Alıştırmalar
(A) Yoğurtçu Parkı haberinin "Duvar'da yer alan" ile başlayıp "saygı duruşunda bulunuldu." ifadesine kadar süren bölümünü, "basın toplantısı" yerine "basın buluşması" koyarak yeniden yazar mısınız?
(B) Yoğurtçu Parkı haberini kaldığı yerden devam ettirir misiniz?

Sayfa alıntısı
>>>
HDP'li milletvekillerinin İstanbul Yoğurtçu Parkı'nda sürdürdüğü 'Vicdan ve Adalet Nöbeti'nin üçüncü gününde konuşan Sırrı Süreyya Önder parkta yer alan Yunus Emre anıtında yazılı dizeleri okuyarak, " Barışın fragmanı o kadar güzeldi ki Türkiye'nin bütün kesimleri bunu deneyimlediler" dedi.
Duvar'da yer alan habere göre HDP’nin ‘Vicdan ve Adalet Nöbeti’ üçüncü gününde İstanbul Kadıköy’de bulunan Yoğurtçu Parkı’nda devam ediyor. Ziyaretlerin devam ettiği parkta bugün ilk olarak basın toplantısı yapıldı. HDP Grup Başkanvekili Filiz Kerestecioğlu, HDP Milletvekilleri Ayşe Acar Başaran ve Sibel Yiğitalp, üçüncü yılını geride bırakan IŞİD’in Şengal saldırısına dair açıklama yaptı. Başaran tarafından yapılan açıklamada, eş zamanlı olarak Türkiye genelinde yapılan eylemlerde açıklanan ortak metin okundu. Açıklama öncesi Şengal’de yaşamını yitirenler anısına saygı duruşunda bulunuldu.
Saygı duruşunun ardından basına açıklamalar yapan HDP Ankara Milletvekili Sırrı Süreyya Önder, “Öncelikle hepinizi saygı ve sevgiyle selamlıyoruz. Dayanışma duygunuz bizim için yüksek değerlidir. Bu dayanışmalar çok önemlidir” diyerek bir konuşma yaptı. Önder’in açıklamalarından satırbaşları şöyle:
"Bir hapishanenin içerisindeyiz. Hemen yanımızda Yunus Emre adına yapılan bir anıt var. Burada Yunus’un sözlerini hatırlatayım: ‘İşitin ey yarenler aşk bir güneşe benzer. Aşkı olmayan kişi misali taşa benzer. Taş gönülde ne biter dilinde ağu tüter. Nice yumuşak söylese sözü savaşa benzer.’
Bugün bu sevgiden uzak, insan sevgisinden uzak, adalete uzak bir zihniyet Yunus’un sözlerini haklı çıkarırcasına savaş pratikleri geliştirip duruyor. Sayın Öcalan bunun böyle olacağını işaret ederek, sadece haber vermekle kalmadı, yol gösterici de oldu. Adil ve eşit bir barışın nasıl korunacağını, sadece bize değil bütün bölge ülkelerine sundu. ‘İmralı sistemi’ diye adlandırdığımız bir hapse mahkum edildi. Bunun kabul edilemez olduğunu, Sayın Öcalan’a yaklaşımın Türkiye halklarının barışına da yaklaşım olduğunu belirtmek istiyorum.
<<<
Verilen bilgiler
>>>
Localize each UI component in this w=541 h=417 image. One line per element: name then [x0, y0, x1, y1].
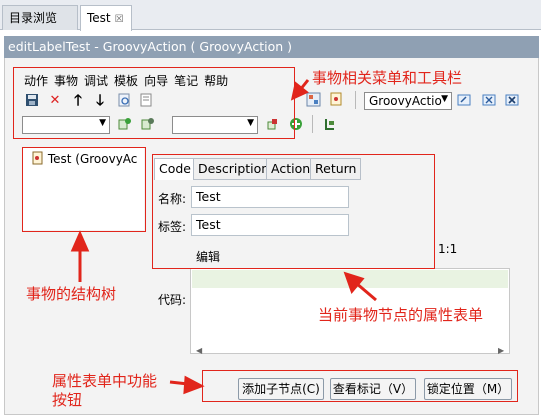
buttons-annotation-line1: 属性表单中功能 [52, 372, 158, 390]
arrowhead-tree [70, 230, 90, 252]
arrowhead-buttons [183, 375, 205, 395]
annotation-arrows [70, 79, 377, 395]
menu-toolbar-annotation: 事物相关菜单和工具栏 [312, 69, 463, 87]
arrow-to-form [355, 281, 377, 302]
tree-annotation: 事物的结构树 [26, 285, 117, 303]
arrowhead-form [343, 271, 365, 294]
form-annotation: 当前事物节点的属性表单 [318, 306, 484, 324]
buttons-annotation-line2: 按钮 [52, 391, 83, 409]
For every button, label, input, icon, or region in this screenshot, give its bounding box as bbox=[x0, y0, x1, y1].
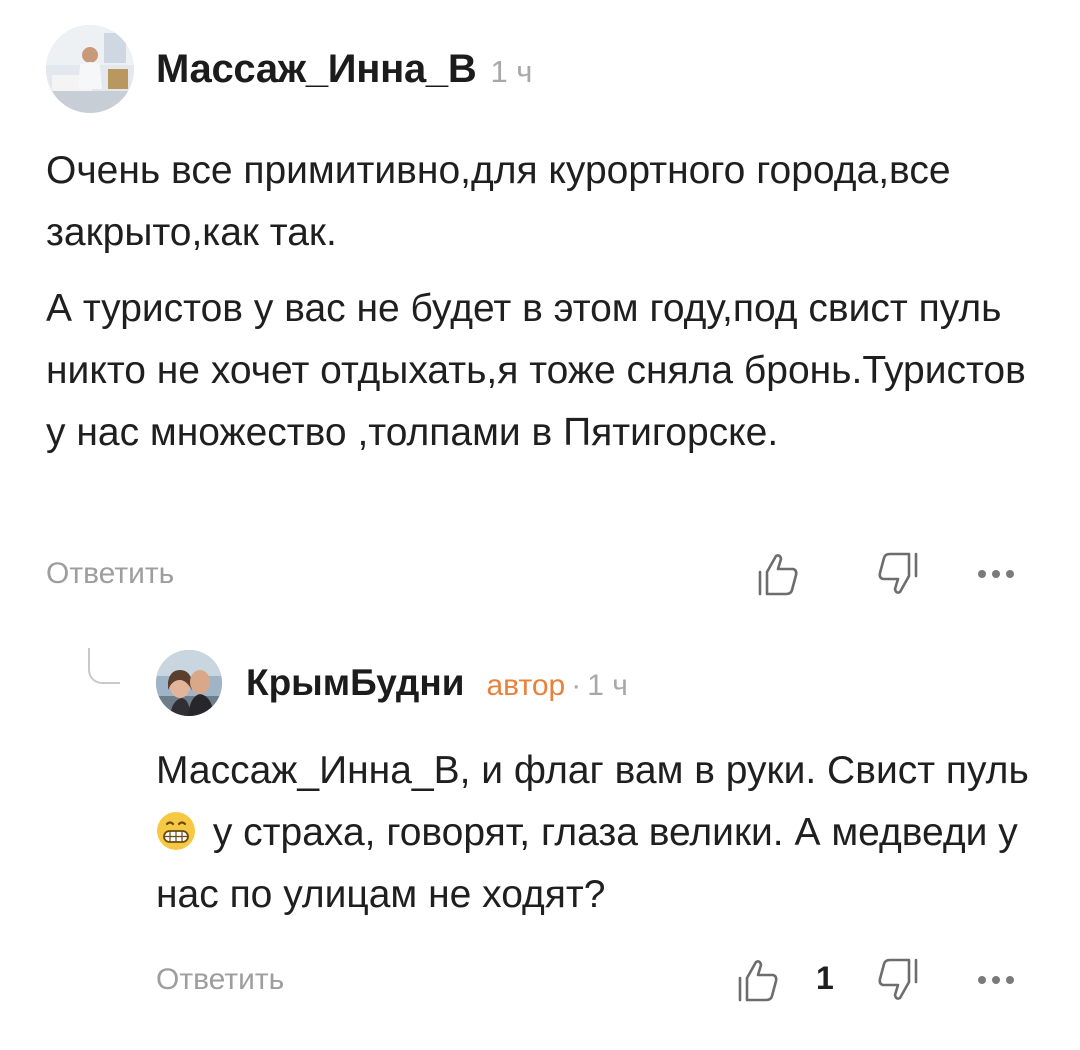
reply-button[interactable]: Ответить bbox=[46, 557, 174, 591]
reply-header: КрымБудни автор · 1 ч bbox=[156, 646, 628, 720]
thumbs-up-icon[interactable] bbox=[732, 952, 784, 1008]
grinning-face-emoji bbox=[157, 812, 195, 850]
author-badge: автор bbox=[486, 669, 566, 702]
more-dots-icon[interactable] bbox=[970, 952, 1022, 1008]
separator-dot: · bbox=[571, 669, 582, 702]
thumbs-down-icon[interactable] bbox=[872, 952, 924, 1008]
avatar[interactable] bbox=[46, 25, 134, 113]
reply-thread-line bbox=[88, 648, 120, 684]
reply-button[interactable]: Ответить bbox=[156, 963, 284, 997]
thumbs-up-icon[interactable] bbox=[752, 546, 804, 602]
avatar-photo bbox=[156, 650, 222, 716]
comment-paragraph: А туристов у вас не будет в этом году,по… bbox=[46, 287, 1026, 454]
author-name[interactable]: КрымБудни bbox=[246, 662, 465, 704]
avatar[interactable] bbox=[156, 650, 222, 716]
like-count: 1 bbox=[816, 960, 834, 996]
reply-text-start: Массаж_Инна_В, и флаг вам в руки. Свист … bbox=[156, 749, 1029, 792]
comment-text: Очень все примитивно,для курортного горо… bbox=[46, 140, 1046, 478]
comment-header: Массаж_Инна_В 1 ч bbox=[46, 24, 532, 114]
avatar-photo bbox=[46, 25, 134, 113]
comment-time: 1 ч bbox=[490, 54, 533, 89]
reply-text-end: у страха, говорят, глаза велики. А медве… bbox=[156, 811, 1018, 916]
author-name[interactable]: Массаж_Инна_В bbox=[156, 47, 477, 92]
reply-actions: Ответить 1 bbox=[156, 952, 1036, 1008]
reply-text: Массаж_Инна_В, и флаг вам в руки. Свист … bbox=[156, 740, 1036, 926]
comment-actions: Ответить bbox=[46, 546, 1036, 602]
thumbs-down-icon[interactable] bbox=[872, 546, 924, 602]
more-dots-icon[interactable] bbox=[970, 546, 1022, 602]
comment-paragraph: Очень все примитивно,для курортного горо… bbox=[46, 149, 951, 254]
reply-time: 1 ч bbox=[587, 669, 628, 702]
<<<
Sıralı yanıtlar
(A)
Duvar'da yer alan habere göre HDP’nin ‘Vicdan ve Adalet Nöbeti’ üçüncü gününde İstanbul Kadıköy’de bulunan Yoğurtçu Parkı’nda devam ediyor. Ziyaretlerin devam ettiği parkta bugün ilk olarak basın buluşması yapıldı. HDP Grup Başkanvekili Filiz Kerestecioğlu, HDP Milletvekilleri Ayşe Acar Başaran ve Sibel Yiğitalp, üçüncü yılını geride bırakan IŞİD’in Şengal saldırısına dair açıklama yaptı. Başaran tarafından yapılan açıklamada, eş zamanlı olarak Türkiye genelinde yapılan eylemlerde açıklanan ortak metin okundu. Açıklama öncesi Şengal’de yaşamını yitirenler anısına saygı duruşunda bulunuldu.

(B)
Öncelikle barış iradesinin cezalandırılması gerekiyordu iki yöntemle bunu yaptılar. Birincisi sayın Öcalan üzerindeki tecriti ve hapishane koşullarını ağırlaştırmak. İkincisi ise halkın tevecüh ettiği sivil siyaset alanının krimanilize edilmesi ve siyasetten uzaklaştırılması. Tecriti gerçekleştirdiler ardından tarihin gördüğü en pervasız yöntemle sivil siyaseti engellediler. Bütün il, ilçe başkanlarımızı, eş başkanlarımızı büyük bir siyasi imha operasyonunun hedefi haline getirdiler. Korku ve baskı dediğimiz şey süresiz bir şey değildir. Dozunu her gün artması mümkün olmayan bir olgudan bahsediyoruz. Buna, mazlumların sessiz kalacağını, emekçilerin rıza göstereceğini ya da korkacağını varsayarak yaptılar. Ama gelinen nokta gösterdi ki milletin parklarını, toplanma alanlarını bir açık hava hapishanesi alanına dönüştürürseniz buna isyan ve itiraz hiç beklemediğiniz bir duruma gelir.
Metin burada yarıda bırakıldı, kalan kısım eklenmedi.